-- BEGIN Record extracts --

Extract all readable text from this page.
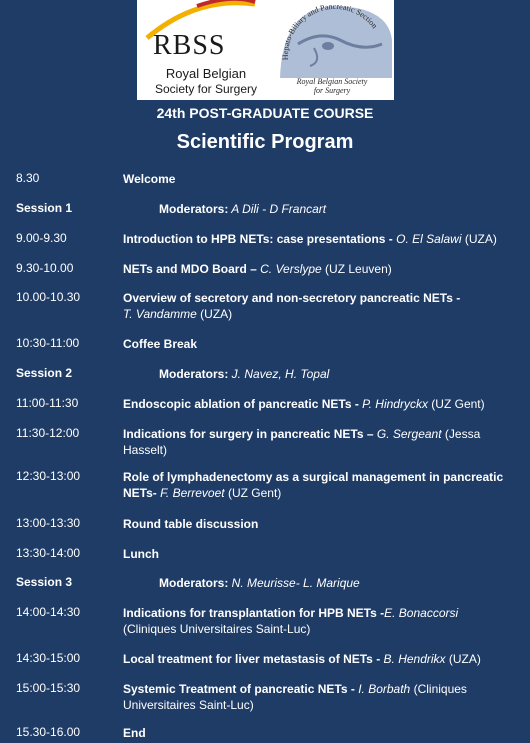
RBSS
Royal Belgian
Society for Surgery
Hepato-Biliary and Pancreatic Section
Royal Belgian Society
for Surgery
24th POST-GRADUATE COURSE
Scientific Program
8.30	Welcome
Session 1	Moderators: A Dili - D Francart
9.00-9.30	Introduction to HPB NETs: case presentations - O. El Salawi (UZA)
9.30-10.00	NETs and MDO Board – C. Verslype (UZ Leuven)
10.00-10.30	Overview of secretory and non-secretory pancreatic NETs -
T. Vandamme (UZA)
10:30-11:00	Coffee Break
Session 2	Moderators: J. Navez, H. Topal
11:00-11:30	Endoscopic ablation of pancreatic NETs - P. Hindryckx (UZ Gent)
11:30-12:00	Indications for surgery in pancreatic NETs – G. Sergeant (Jessa Hasselt)
12:30-13:00	Role of lymphadenectomy as a surgical management in pancreatic NETs- F. Berrevoet (UZ Gent)
13:00-13:30	Round table discussion
13:30-14:00	Lunch
Session 3	Moderators: N. Meurisse- L. Marique
14:00-14:30	Indications for transplantation for HPB NETs -E. Bonaccorsi
(Cliniques Universitaires Saint-Luc)
14:30-15:00	Local treatment for liver metastasis of NETs - B. Hendrikx (UZA)
15:00-15:30	Systemic Treatment of pancreatic NETs - I. Borbath (Cliniques Universitaires Saint-Luc)
15.30-16.00	End
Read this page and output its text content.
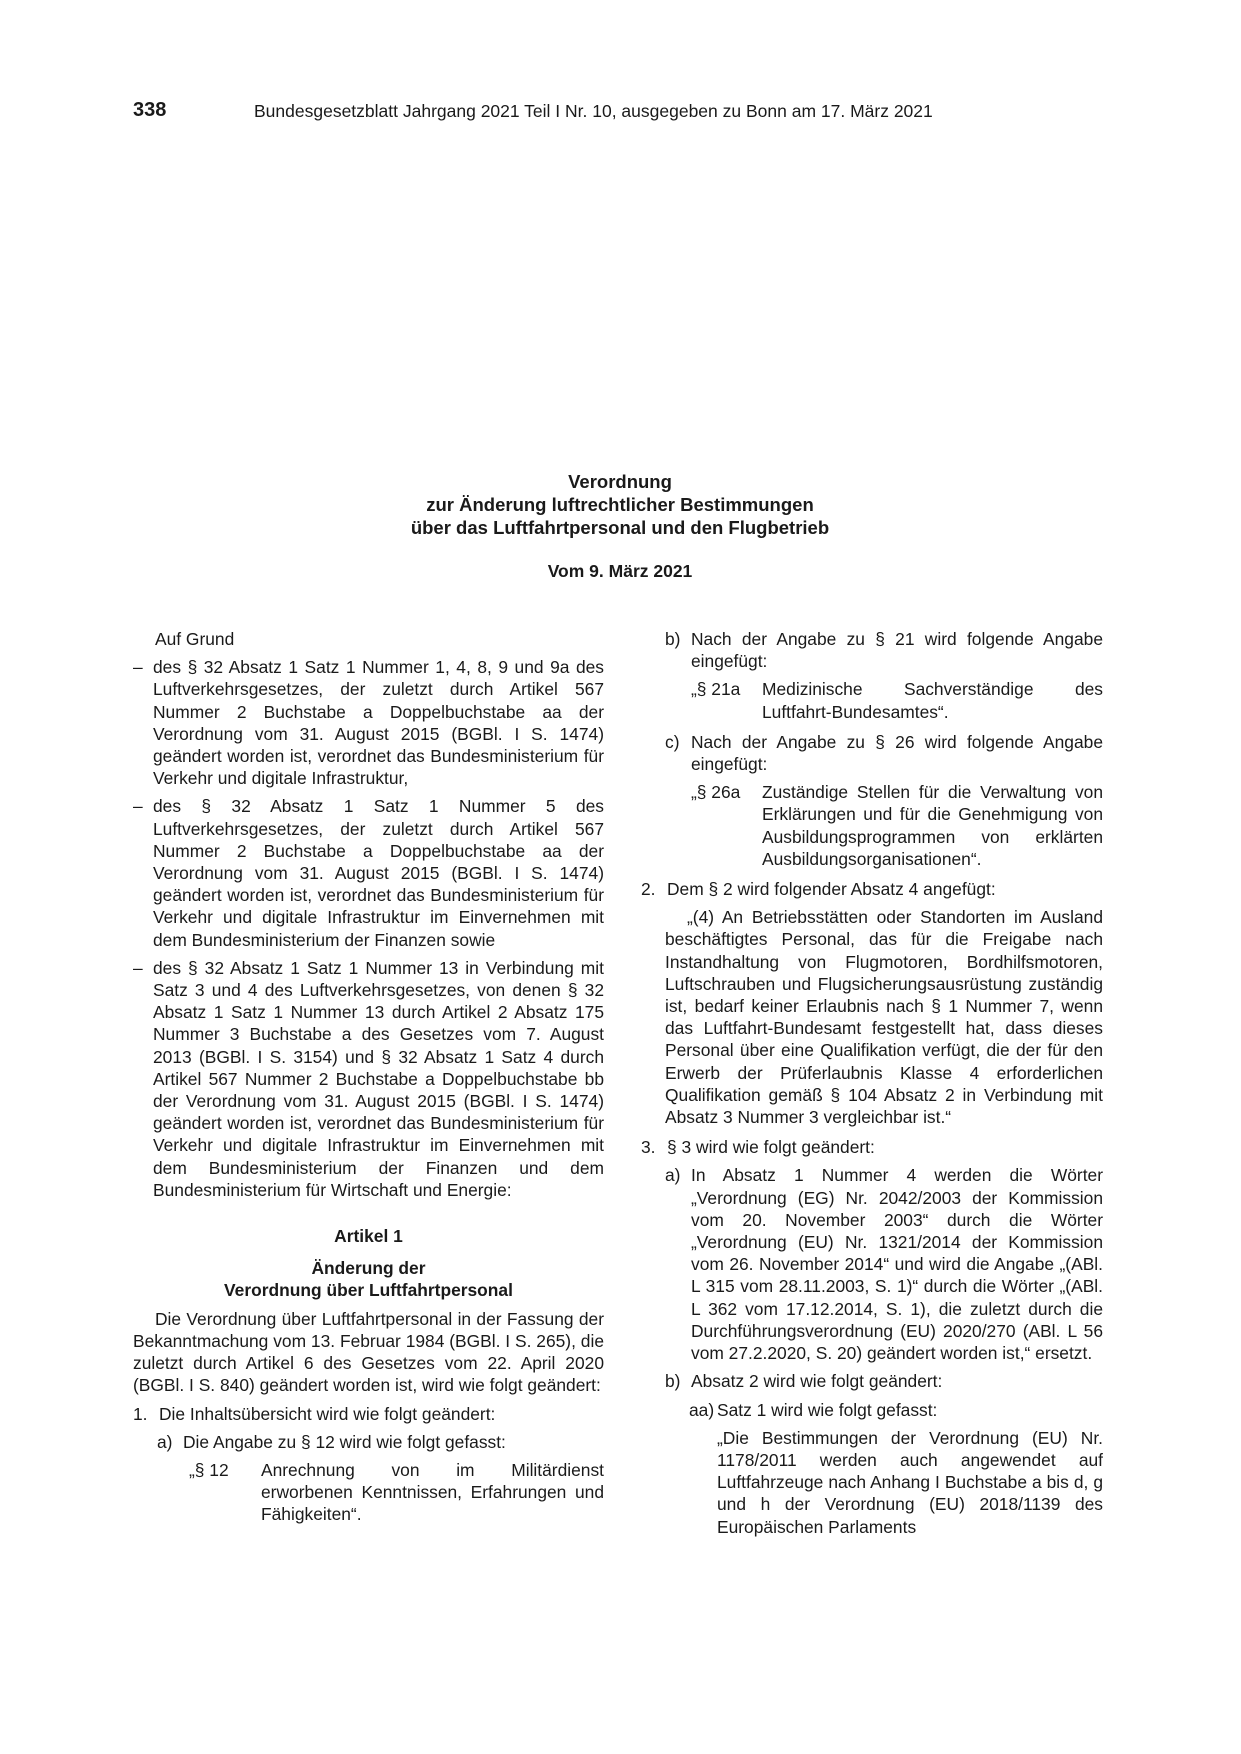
338	Bundesgesetzblatt Jahrgang 2021 Teil I Nr. 10, ausgegeben zu Bonn am 17. März 2021
Verordnung
zur Änderung luftrechtlicher Bestimmungen
über das Luftfahrtpersonal und den Flugbetrieb
Vom 9. März 2021

Auf Grund

– des § 32 Absatz 1 Satz 1 Nummer 1, 4, 8, 9 und 9a des Luftverkehrsgesetzes, der zuletzt durch Artikel 567 Nummer 2 Buchstabe a Doppelbuchstabe aa der Verordnung vom 31. August 2015 (BGBl. I S. 1474) geändert worden ist, verordnet das Bundesministerium für Verkehr und digitale Infrastruktur,

– des § 32 Absatz 1 Satz 1 Nummer 5 des Luftverkehrsgesetzes, der zuletzt durch Artikel 567 Nummer 2 Buchstabe a Doppelbuchstabe aa der Verordnung vom 31. August 2015 (BGBl. I S. 1474) geändert worden ist, verordnet das Bundesministerium für Verkehr und digitale Infrastruktur im Einvernehmen mit dem Bundesministerium der Finanzen sowie

– des § 32 Absatz 1 Satz 1 Nummer 13 in Verbindung mit Satz 3 und 4 des Luftverkehrsgesetzes, von denen § 32 Absatz 1 Satz 1 Nummer 13 durch Artikel 2 Absatz 175 Nummer 3 Buchstabe a des Gesetzes vom 7. August 2013 (BGBl. I S. 3154) und § 32 Absatz 1 Satz 4 durch Artikel 567 Nummer 2 Buchstabe a Doppelbuchstabe bb der Verordnung vom 31. August 2015 (BGBl. I S. 1474) geändert worden ist, verordnet das Bundesministerium für Verkehr und digitale Infrastruktur im Einvernehmen mit dem Bundesministerium der Finanzen und dem Bundesministerium für Wirtschaft und Energie:

Artikel 1

Änderung der
Verordnung über Luftfahrtpersonal

Die Verordnung über Luftfahrtpersonal in der Fassung der Bekanntmachung vom 13. Februar 1984 (BGBl. I S. 265), die zuletzt durch Artikel 6 des Gesetzes vom 22. April 2020 (BGBl. I S. 840) geändert worden ist, wird wie folgt geändert:

1. Die Inhaltsübersicht wird wie folgt geändert:

a) Die Angabe zu § 12 wird wie folgt gefasst:

„§ 12 Anrechnung von im Militärdienst erworbenen Kenntnissen, Erfahrungen und Fähigkeiten“.

b) Nach der Angabe zu § 21 wird folgende Angabe eingefügt:

„§ 21a Medizinische Sachverständige des Luftfahrt-Bundesamtes“.

c) Nach der Angabe zu § 26 wird folgende Angabe eingefügt:

„§ 26a Zuständige Stellen für die Verwaltung von Erklärungen und für die Genehmigung von Ausbildungsprogrammen von erklärten Ausbildungsorganisationen“.

2. Dem § 2 wird folgender Absatz 4 angefügt:

„(4) An Betriebsstätten oder Standorten im Ausland beschäftigtes Personal, das für die Freigabe nach Instandhaltung von Flugmotoren, Bordhilfsmotoren, Luftschrauben und Flugsicherungsausrüstung zuständig ist, bedarf keiner Erlaubnis nach § 1 Nummer 7, wenn das Luftfahrt-Bundesamt festgestellt hat, dass dieses Personal über eine Qualifikation verfügt, die der für den Erwerb der Prüferlaubnis Klasse 4 erforderlichen Qualifikation gemäß § 104 Absatz 2 in Verbindung mit Absatz 3 Nummer 3 vergleichbar ist.“

3. § 3 wird wie folgt geändert:

a) In Absatz 1 Nummer 4 werden die Wörter „Verordnung (EG) Nr. 2042/2003 der Kommission vom 20. November 2003“ durch die Wörter „Verordnung (EU) Nr. 1321/2014 der Kommission vom 26. November 2014“ und wird die Angabe „(ABl. L 315 vom 28.11.2003, S. 1)“ durch die Wörter „(ABl. L 362 vom 17.12.2014, S. 1), die zuletzt durch die Durchführungsverordnung (EU) 2020/270 (ABl. L 56 vom 27.2.2020, S. 20) geändert worden ist,“ ersetzt.

b) Absatz 2 wird wie folgt geändert:

aa) Satz 1 wird wie folgt gefasst:

„Die Bestimmungen der Verordnung (EU) Nr. 1178/2011 werden auch angewendet auf Luftfahrzeuge nach Anhang I Buchstabe a bis d, g und h der Verordnung (EU) 2018/1139 des Europäischen Parlaments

-- END Record extracts --

Collect each line of the entries that has the word "Moderators", copying it in full.

Session 1	Moderators: A Dili - D Francart
Session 2	Moderators: J. Navez, H. Topal
Session 3	Moderators: N. Meurisse- L. Marique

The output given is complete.